• _Written problem_
Copy out all lines that carry the word "cálculo".

• _Given records_
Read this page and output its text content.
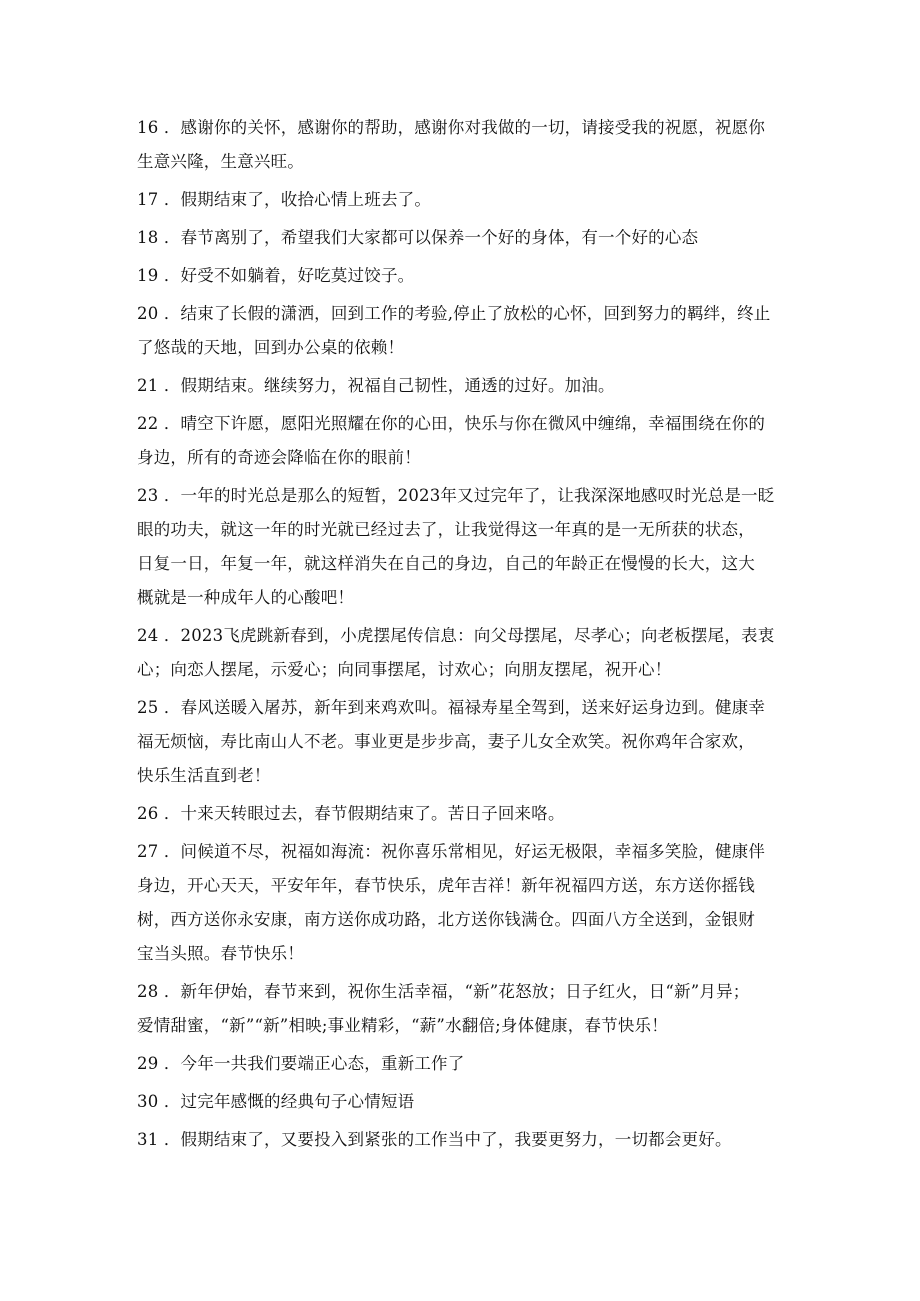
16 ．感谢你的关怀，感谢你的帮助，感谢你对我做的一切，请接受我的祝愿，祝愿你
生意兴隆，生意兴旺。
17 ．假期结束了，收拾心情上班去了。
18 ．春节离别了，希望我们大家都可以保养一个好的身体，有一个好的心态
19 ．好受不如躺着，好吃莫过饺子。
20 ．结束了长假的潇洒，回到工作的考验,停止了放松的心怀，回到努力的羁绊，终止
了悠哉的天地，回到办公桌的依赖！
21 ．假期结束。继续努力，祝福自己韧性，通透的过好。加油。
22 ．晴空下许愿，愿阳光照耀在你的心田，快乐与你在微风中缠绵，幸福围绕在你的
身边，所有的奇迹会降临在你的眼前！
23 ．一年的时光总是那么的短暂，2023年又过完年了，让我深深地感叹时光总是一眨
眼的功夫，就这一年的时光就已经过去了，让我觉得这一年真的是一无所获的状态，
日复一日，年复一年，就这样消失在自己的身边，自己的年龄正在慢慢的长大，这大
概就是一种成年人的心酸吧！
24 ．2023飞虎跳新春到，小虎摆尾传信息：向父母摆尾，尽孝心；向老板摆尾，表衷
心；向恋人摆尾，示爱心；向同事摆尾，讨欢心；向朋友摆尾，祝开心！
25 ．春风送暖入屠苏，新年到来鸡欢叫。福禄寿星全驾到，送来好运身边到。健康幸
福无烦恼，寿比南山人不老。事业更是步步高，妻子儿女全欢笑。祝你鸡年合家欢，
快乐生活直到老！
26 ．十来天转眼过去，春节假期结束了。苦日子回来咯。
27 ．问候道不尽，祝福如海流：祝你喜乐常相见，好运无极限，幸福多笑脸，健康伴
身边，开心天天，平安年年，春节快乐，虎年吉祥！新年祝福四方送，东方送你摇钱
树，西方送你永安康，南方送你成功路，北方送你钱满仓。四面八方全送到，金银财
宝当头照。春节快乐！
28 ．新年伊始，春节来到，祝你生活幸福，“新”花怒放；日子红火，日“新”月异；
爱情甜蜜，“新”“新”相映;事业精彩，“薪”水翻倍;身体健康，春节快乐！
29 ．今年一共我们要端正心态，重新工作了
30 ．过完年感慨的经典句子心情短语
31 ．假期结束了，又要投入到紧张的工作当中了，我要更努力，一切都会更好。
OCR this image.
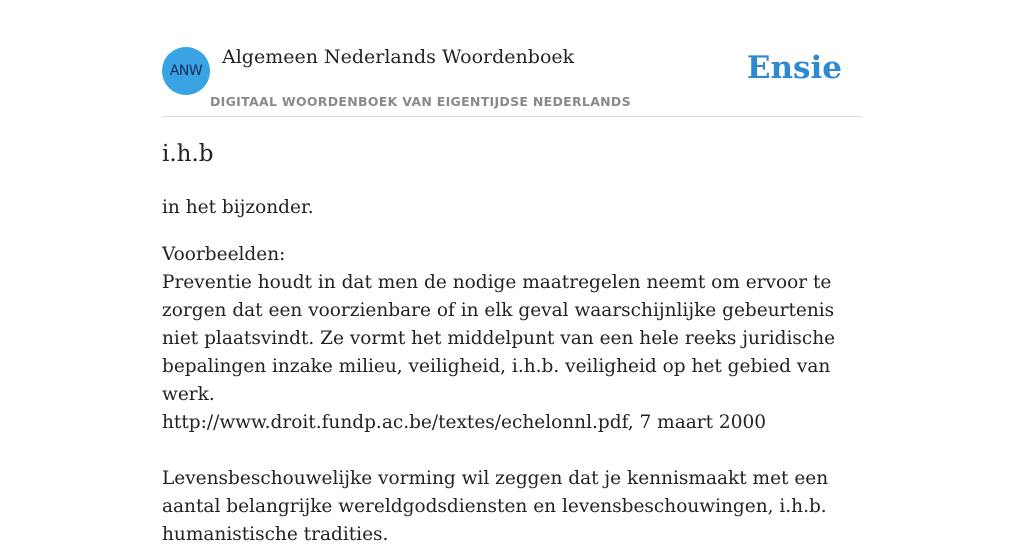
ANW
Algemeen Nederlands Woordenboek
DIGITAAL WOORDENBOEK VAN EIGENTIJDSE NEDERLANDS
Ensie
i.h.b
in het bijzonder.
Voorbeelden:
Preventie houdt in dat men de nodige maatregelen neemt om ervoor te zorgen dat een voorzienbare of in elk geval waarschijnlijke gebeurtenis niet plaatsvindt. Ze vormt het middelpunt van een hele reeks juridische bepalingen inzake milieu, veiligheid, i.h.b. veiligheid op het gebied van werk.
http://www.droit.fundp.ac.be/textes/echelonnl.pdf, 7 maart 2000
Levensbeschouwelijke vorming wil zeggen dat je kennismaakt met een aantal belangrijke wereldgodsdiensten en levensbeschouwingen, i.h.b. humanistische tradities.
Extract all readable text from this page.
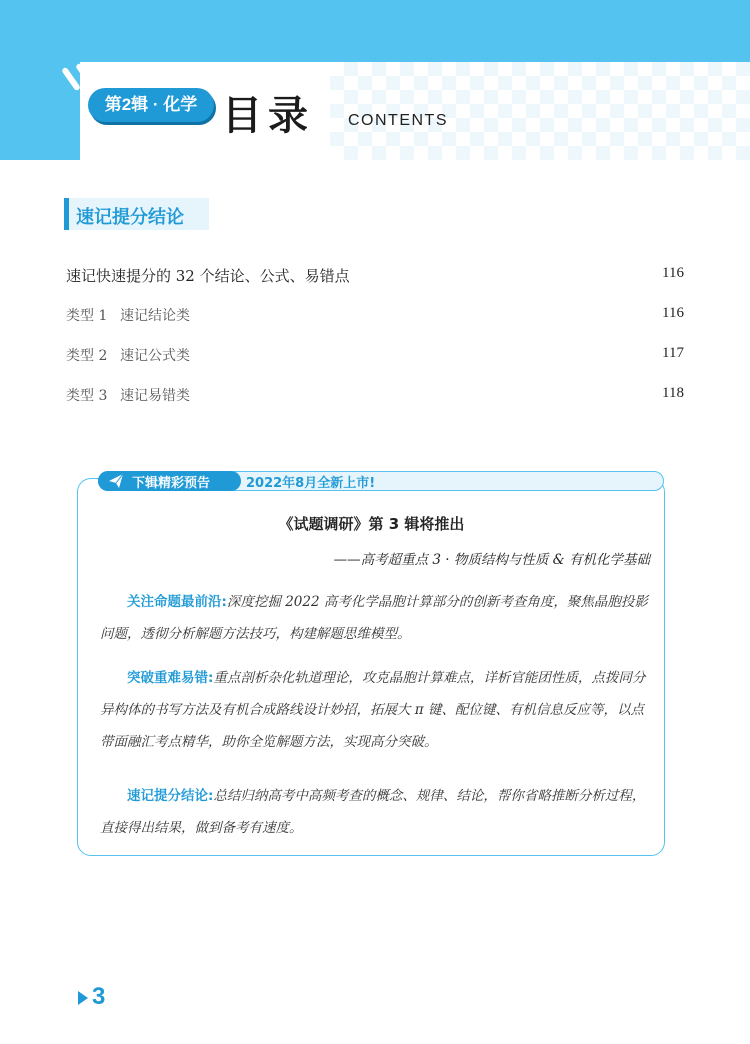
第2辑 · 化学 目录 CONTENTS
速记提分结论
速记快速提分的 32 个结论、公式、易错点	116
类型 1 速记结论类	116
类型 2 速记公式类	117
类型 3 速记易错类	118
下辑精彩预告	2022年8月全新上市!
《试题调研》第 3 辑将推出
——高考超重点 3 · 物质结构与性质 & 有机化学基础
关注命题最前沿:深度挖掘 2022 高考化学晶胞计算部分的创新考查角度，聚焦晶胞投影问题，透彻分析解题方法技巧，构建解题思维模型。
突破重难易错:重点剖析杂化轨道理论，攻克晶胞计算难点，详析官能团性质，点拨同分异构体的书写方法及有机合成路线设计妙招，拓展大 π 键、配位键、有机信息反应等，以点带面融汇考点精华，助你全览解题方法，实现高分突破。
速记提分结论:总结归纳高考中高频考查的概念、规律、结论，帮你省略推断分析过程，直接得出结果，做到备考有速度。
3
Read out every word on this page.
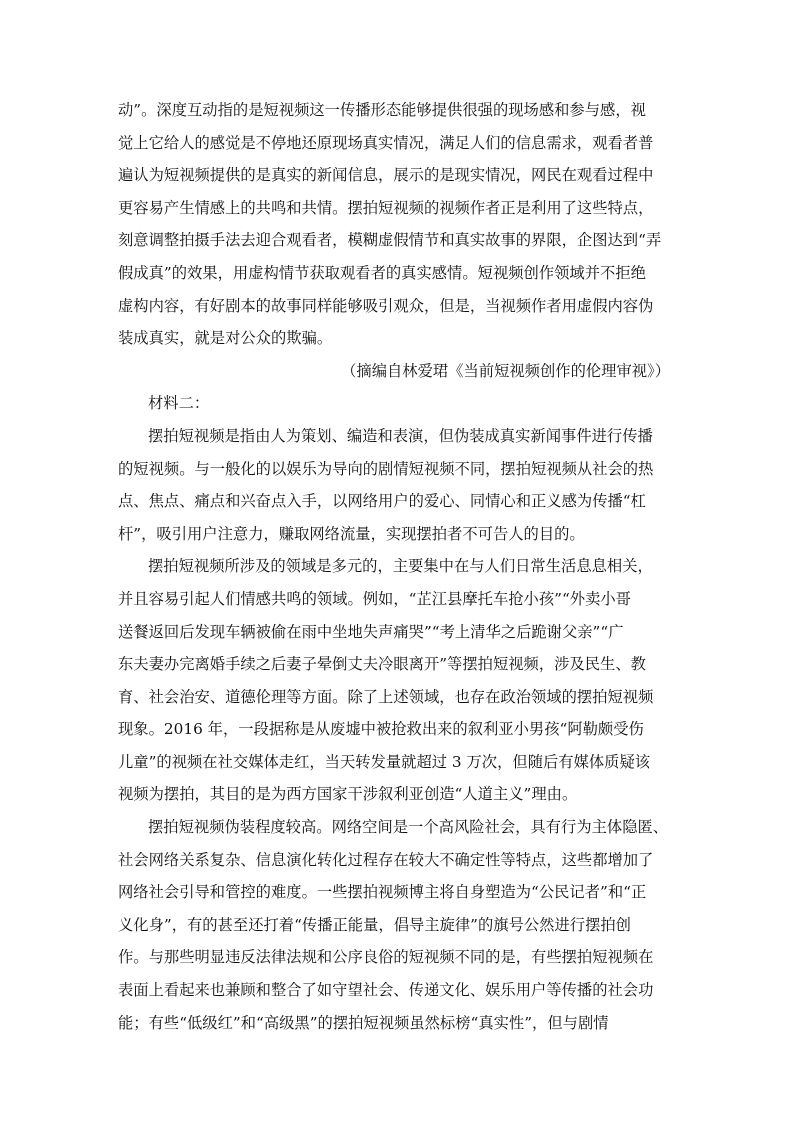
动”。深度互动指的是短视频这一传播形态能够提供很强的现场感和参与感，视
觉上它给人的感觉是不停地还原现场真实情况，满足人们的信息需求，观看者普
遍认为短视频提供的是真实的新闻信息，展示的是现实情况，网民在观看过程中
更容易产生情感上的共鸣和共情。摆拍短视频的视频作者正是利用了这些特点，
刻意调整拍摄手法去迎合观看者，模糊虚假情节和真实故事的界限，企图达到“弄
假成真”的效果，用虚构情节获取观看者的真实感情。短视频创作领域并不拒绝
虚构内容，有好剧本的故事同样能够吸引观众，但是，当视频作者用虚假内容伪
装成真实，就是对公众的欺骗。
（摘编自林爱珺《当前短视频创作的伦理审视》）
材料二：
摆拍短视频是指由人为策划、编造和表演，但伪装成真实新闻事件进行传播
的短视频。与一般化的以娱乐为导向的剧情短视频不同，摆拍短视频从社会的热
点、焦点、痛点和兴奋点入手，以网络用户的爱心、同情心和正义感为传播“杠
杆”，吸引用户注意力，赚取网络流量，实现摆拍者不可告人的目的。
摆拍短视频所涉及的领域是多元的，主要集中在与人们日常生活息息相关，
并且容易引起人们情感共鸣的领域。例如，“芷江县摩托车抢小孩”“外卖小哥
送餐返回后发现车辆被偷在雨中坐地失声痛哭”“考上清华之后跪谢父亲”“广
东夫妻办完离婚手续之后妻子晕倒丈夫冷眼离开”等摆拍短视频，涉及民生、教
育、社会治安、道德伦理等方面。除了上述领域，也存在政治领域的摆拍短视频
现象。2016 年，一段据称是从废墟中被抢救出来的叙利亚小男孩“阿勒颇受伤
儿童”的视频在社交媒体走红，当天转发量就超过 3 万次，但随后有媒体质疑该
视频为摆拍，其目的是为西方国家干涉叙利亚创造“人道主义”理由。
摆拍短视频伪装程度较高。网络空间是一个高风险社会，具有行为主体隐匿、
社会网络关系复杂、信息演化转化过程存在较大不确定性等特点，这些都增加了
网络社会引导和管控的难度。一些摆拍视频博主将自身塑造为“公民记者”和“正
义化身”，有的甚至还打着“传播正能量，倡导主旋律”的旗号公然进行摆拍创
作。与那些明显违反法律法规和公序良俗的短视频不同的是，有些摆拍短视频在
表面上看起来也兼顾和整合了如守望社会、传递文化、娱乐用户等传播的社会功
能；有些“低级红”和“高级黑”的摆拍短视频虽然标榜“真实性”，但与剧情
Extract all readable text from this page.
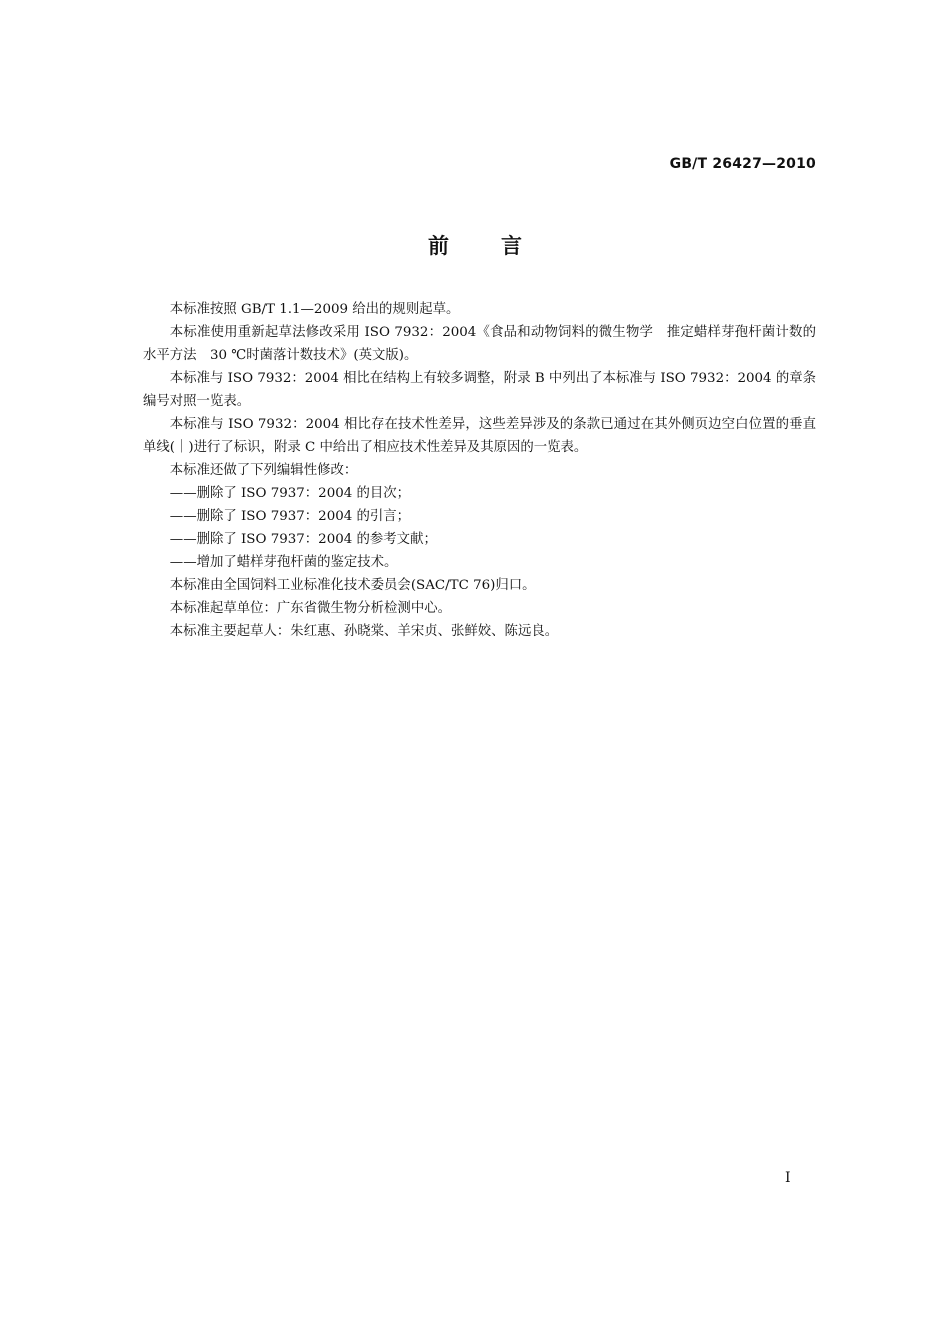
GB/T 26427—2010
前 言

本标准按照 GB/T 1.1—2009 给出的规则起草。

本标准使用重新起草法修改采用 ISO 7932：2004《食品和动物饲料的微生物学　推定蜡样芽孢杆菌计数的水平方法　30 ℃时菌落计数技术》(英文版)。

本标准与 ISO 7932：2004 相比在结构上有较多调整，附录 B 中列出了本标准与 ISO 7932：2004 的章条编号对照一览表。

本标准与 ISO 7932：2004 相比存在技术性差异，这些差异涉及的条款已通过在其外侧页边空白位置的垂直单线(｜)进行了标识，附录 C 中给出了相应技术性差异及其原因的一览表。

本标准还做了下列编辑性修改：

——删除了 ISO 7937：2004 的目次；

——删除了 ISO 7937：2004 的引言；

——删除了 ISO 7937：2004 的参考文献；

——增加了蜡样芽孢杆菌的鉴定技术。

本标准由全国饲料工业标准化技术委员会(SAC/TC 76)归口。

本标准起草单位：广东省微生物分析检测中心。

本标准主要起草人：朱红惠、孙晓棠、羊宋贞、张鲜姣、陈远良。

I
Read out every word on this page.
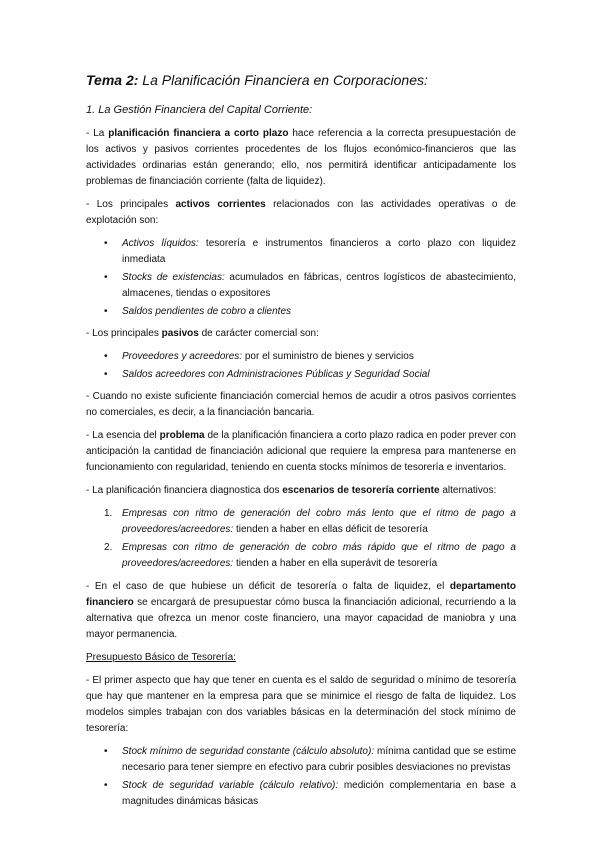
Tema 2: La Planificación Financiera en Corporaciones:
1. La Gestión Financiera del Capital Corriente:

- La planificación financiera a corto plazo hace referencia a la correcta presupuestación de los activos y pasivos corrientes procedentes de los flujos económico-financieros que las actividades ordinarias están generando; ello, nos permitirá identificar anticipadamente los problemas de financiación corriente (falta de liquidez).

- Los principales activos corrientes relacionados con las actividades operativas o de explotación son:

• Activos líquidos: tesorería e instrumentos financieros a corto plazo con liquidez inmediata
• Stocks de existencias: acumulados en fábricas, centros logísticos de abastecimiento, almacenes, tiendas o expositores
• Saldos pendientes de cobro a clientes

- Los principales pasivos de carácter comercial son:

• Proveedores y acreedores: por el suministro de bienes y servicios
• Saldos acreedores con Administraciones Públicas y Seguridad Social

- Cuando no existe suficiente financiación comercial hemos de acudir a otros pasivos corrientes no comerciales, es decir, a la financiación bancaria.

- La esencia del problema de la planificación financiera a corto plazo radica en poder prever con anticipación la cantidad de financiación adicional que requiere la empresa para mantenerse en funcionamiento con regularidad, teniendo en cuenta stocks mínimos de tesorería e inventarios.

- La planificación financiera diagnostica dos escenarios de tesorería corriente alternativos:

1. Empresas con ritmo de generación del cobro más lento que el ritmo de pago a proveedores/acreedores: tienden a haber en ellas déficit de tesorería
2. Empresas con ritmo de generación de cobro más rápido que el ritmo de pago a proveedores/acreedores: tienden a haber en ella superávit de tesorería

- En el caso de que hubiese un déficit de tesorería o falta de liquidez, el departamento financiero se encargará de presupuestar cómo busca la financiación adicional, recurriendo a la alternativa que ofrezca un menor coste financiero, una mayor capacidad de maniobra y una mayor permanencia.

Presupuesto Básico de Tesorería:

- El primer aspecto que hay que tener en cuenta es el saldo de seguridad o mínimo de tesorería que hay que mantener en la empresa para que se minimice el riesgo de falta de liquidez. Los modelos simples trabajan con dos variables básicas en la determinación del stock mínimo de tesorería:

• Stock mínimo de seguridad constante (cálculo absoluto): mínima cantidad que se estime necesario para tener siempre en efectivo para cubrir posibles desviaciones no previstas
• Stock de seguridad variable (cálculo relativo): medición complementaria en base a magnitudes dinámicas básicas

• _Result of this exercise_
• Stock mínimo de seguridad constante (cálculo absoluto): mínima cantidad que se estime necesario para tener siempre en efectivo para cubrir posibles desviaciones no previstas
• Stock de seguridad variable (cálculo relativo): medición complementaria en base a magnitudes dinámicas básicas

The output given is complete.